======== EXERCISE MATERIAL ========
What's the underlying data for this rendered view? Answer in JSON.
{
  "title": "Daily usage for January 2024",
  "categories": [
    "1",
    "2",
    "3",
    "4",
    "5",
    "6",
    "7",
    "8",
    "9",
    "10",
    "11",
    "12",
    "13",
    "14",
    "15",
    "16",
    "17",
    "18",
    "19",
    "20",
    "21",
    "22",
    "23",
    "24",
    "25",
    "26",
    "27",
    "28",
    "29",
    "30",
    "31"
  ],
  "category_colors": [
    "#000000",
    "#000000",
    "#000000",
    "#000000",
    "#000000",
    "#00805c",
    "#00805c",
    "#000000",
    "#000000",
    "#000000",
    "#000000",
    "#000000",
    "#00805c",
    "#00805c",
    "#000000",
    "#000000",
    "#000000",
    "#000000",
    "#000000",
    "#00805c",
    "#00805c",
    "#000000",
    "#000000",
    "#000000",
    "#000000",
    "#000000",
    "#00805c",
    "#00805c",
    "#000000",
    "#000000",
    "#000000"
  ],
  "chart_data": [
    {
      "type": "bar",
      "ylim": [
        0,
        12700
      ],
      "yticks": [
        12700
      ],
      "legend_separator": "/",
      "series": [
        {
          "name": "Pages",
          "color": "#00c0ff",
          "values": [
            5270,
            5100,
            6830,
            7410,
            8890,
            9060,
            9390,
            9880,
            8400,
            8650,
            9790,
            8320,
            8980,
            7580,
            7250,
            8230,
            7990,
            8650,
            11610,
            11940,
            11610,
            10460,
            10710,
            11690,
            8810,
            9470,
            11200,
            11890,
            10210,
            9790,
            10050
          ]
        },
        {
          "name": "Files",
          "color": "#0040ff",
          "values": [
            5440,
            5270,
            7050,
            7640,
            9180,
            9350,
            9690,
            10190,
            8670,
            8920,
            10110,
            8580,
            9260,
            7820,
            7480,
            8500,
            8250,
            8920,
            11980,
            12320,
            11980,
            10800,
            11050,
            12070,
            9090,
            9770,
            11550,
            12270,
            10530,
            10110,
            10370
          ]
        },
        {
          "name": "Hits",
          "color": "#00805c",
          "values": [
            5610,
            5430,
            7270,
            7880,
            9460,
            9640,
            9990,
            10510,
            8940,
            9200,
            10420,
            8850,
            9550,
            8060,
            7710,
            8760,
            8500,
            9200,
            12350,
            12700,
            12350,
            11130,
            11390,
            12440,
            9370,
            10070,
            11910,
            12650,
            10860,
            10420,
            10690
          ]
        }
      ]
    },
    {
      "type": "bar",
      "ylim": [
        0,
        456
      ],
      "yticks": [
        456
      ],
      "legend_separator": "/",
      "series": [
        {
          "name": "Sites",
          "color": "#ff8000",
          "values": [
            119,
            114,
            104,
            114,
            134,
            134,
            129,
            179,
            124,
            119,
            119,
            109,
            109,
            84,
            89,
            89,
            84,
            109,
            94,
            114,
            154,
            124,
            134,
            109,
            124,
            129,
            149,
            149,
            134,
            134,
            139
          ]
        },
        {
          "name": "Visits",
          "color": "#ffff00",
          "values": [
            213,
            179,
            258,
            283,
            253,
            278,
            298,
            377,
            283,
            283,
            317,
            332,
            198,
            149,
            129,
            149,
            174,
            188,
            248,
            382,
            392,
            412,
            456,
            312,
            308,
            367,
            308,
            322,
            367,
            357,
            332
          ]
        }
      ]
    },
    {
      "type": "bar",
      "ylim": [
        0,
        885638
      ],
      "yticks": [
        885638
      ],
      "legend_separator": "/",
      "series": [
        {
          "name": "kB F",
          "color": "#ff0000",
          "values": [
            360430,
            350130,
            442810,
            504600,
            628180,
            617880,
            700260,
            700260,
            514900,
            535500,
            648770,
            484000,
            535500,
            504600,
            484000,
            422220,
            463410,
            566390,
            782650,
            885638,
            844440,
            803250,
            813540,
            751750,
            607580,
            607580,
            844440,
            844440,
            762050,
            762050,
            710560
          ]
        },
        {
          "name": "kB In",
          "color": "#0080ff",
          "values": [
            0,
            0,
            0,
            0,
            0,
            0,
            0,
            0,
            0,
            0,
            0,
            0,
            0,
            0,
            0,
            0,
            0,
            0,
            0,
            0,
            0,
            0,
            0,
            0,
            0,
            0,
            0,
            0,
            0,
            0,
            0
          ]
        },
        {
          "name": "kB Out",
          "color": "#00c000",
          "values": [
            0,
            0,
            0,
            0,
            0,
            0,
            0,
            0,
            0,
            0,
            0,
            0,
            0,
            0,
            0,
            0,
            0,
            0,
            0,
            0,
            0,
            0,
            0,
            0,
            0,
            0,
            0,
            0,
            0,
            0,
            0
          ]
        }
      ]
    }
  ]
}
========
BRIEF: Write out the complete set of records exactly as given.

RESPONSE:
What's the underlying data for this rendered view? Answer in JSON.
{
  "title": "Daily usage for January 2024",
  "categories": [
    "1",
    "2",
    "3",
    "4",
    "5",
    "6",
    "7",
    "8",
    "9",
    "10",
    "11",
    "12",
    "13",
    "14",
    "15",
    "16",
    "17",
    "18",
    "19",
    "20",
    "21",
    "22",
    "23",
    "24",
    "25",
    "26",
    "27",
    "28",
    "29",
    "30",
    "31"
  ],
  "category_colors": [
    "#000000",
    "#000000",
    "#000000",
    "#000000",
    "#000000",
    "#00805c",
    "#00805c",
    "#000000",
    "#000000",
    "#000000",
    "#000000",
    "#000000",
    "#00805c",
    "#00805c",
    "#000000",
    "#000000",
    "#000000",
    "#000000",
    "#000000",
    "#00805c",
    "#00805c",
    "#000000",
    "#000000",
    "#000000",
    "#000000",
    "#000000",
    "#00805c",
    "#00805c",
    "#000000",
    "#000000",
    "#000000"
  ],
  "chart_data": [
    {
      "type": "bar",
      "ylim": [
        0,
        12700
      ],
      "yticks": [
        12700
      ],
      "legend_separator": "/",
      "series": [
        {
          "name": "Pages",
          "color": "#00c0ff",
          "values": [
            5270,
            5100,
            6830,
            7410,
            8890,
            9060,
            9390,
            9880,
            8400,
            8650,
            9790,
            8320,
            8980,
            7580,
            7250,
            8230,
            7990,
            8650,
            11610,
            11940,
            11610,
            10460,
            10710,
            11690,
            8810,
            9470,
            11200,
            11890,
            10210,
            9790,
            10050
          ]
        },
        {
          "name": "Files",
          "color": "#0040ff",
          "values": [
            5440,
            5270,
            7050,
            7640,
            9180,
            9350,
            9690,
            10190,
            8670,
            8920,
            10110,
            8580,
            9260,
            7820,
            7480,
            8500,
            8250,
            8920,
            11980,
            12320,
            11980,
            10800,
            11050,
            12070,
            9090,
            9770,
            11550,
            12270,
            10530,
            10110,
            10370
          ]
        },
        {
          "name": "Hits",
          "color": "#00805c",
          "values": [
            5610,
            5430,
            7270,
            7880,
            9460,
            9640,
            9990,
            10510,
            8940,
            9200,
            10420,
            8850,
            9550,
            8060,
            7710,
            8760,
            8500,
            9200,
            12350,
            12700,
            12350,
            11130,
            11390,
            12440,
            9370,
            10070,
            11910,
            12650,
            10860,
            10420,
            10690
          ]
        }
      ]
    },
    {
      "type": "bar",
      "ylim": [
        0,
        456
      ],
      "yticks": [
        456
      ],
      "legend_separator": "/",
      "series": [
        {
          "name": "Sites",
          "color": "#ff8000",
          "values": [
            119,
            114,
            104,
            114,
            134,
            134,
            129,
            179,
            124,
            119,
            119,
            109,
            109,
            84,
            89,
            89,
            84,
            109,
            94,
            114,
            154,
            124,
            134,
            109,
            124,
            129,
            149,
            149,
            134,
            134,
            139
          ]
        },
        {
          "name": "Visits",
          "color": "#ffff00",
          "values": [
            213,
            179,
            258,
            283,
            253,
            278,
            298,
            377,
            283,
            283,
            317,
            332,
            198,
            149,
            129,
            149,
            174,
            188,
            248,
            382,
            392,
            412,
            456,
            312,
            308,
            367,
            308,
            322,
            367,
            357,
            332
          ]
        }
      ]
    },
    {
      "type": "bar",
      "ylim": [
        0,
        885638
      ],
      "yticks": [
        885638
      ],
      "legend_separator": "/",
      "series": [
        {
          "name": "kB F",
          "color": "#ff0000",
          "values": [
            360430,
            350130,
            442810,
            504600,
            628180,
            617880,
            700260,
            700260,
            514900,
            535500,
            648770,
            484000,
            535500,
            504600,
            484000,
            422220,
            463410,
            566390,
            782650,
            885638,
            844440,
            803250,
            813540,
            751750,
            607580,
            607580,
            844440,
            844440,
            762050,
            762050,
            710560
          ]
        },
        {
          "name": "kB In",
          "color": "#0080ff",
          "values": [
            0,
            0,
            0,
            0,
            0,
            0,
            0,
            0,
            0,
            0,
            0,
            0,
            0,
            0,
            0,
            0,
            0,
            0,
            0,
            0,
            0,
            0,
            0,
            0,
            0,
            0,
            0,
            0,
            0,
            0,
            0
          ]
        },
        {
          "name": "kB Out",
          "color": "#00c000",
          "values": [
            0,
            0,
            0,
            0,
            0,
            0,
            0,
            0,
            0,
            0,
            0,
            0,
            0,
            0,
            0,
            0,
            0,
            0,
            0,
            0,
            0,
            0,
            0,
            0,
            0,
            0,
            0,
            0,
            0,
            0,
            0
          ]
        }
      ]
    }
  ]
}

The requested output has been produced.